Extracted data entries
•••

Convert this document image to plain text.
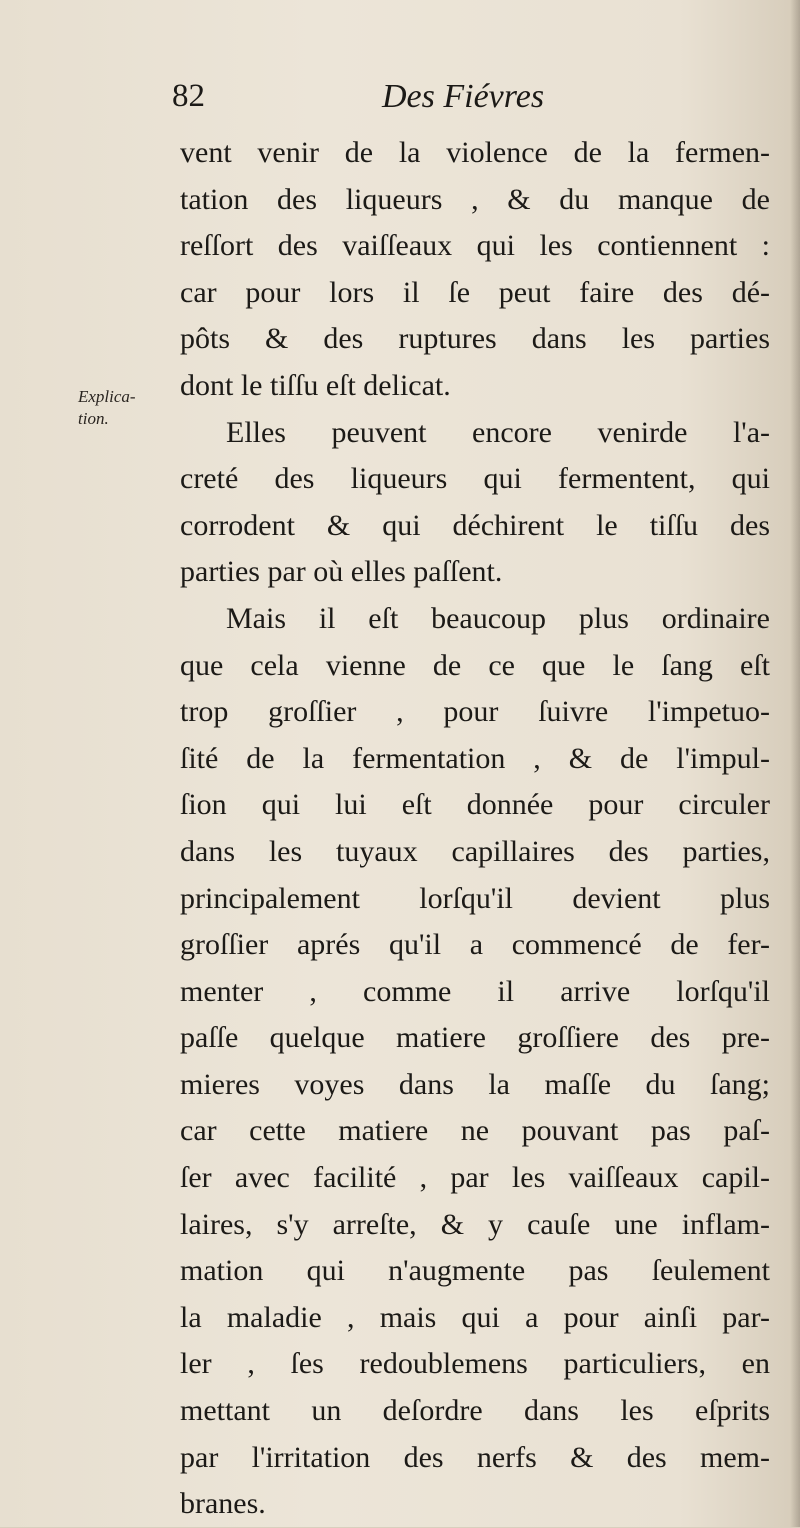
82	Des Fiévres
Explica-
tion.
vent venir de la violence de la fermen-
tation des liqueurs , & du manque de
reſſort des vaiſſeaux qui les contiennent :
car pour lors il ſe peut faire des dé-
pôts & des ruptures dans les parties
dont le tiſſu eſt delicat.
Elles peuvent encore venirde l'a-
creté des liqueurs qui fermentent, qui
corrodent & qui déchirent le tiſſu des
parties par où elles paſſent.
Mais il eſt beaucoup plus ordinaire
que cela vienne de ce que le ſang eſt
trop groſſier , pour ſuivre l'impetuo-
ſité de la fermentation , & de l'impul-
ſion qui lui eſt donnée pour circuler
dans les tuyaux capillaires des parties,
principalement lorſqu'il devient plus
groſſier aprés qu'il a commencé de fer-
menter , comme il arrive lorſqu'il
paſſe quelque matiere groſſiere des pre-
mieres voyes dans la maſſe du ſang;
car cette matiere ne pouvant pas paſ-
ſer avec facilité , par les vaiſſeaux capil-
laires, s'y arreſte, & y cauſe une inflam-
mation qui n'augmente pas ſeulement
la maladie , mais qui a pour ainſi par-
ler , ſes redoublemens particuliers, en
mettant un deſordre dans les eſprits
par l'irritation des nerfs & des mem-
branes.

•••

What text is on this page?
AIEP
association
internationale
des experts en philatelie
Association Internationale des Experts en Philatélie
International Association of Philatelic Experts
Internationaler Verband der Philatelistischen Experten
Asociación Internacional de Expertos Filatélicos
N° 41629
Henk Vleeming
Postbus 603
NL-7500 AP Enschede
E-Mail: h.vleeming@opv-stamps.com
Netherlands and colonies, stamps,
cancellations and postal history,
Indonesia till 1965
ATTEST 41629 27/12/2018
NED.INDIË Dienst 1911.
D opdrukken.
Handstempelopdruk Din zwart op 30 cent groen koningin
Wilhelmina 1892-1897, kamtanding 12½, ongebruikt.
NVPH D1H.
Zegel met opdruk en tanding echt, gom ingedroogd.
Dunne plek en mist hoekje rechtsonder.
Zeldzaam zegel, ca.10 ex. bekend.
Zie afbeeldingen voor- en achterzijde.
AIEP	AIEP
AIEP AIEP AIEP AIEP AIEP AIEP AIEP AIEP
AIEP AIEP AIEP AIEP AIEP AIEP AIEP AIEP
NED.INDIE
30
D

•••

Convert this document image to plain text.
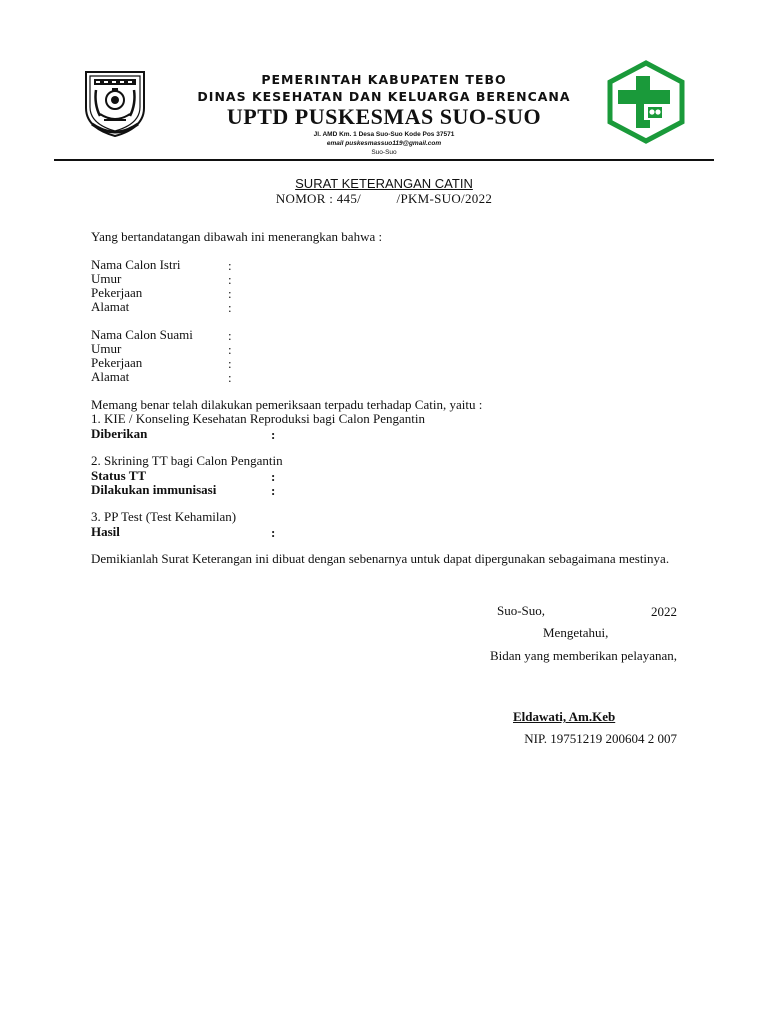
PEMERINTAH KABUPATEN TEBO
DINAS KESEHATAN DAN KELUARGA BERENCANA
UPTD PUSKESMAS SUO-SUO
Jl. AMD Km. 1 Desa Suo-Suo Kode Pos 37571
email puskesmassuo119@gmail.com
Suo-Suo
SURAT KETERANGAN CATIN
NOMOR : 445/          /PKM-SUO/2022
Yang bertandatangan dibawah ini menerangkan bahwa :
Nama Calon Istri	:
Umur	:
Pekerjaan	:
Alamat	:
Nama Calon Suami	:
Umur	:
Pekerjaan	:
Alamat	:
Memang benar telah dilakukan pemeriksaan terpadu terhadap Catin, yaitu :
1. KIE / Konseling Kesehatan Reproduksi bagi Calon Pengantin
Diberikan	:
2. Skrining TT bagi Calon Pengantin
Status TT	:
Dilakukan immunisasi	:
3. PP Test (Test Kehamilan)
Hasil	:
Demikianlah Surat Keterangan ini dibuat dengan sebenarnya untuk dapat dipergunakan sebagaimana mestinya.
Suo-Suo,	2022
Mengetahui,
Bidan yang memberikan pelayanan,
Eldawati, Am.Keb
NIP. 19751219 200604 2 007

•••

Written instruction
Go through the listing above and list every line that has the word "stamps".

Output of the task
E-Mail: h.vleeming@opv-stamps.com
Netherlands and colonies, stamps,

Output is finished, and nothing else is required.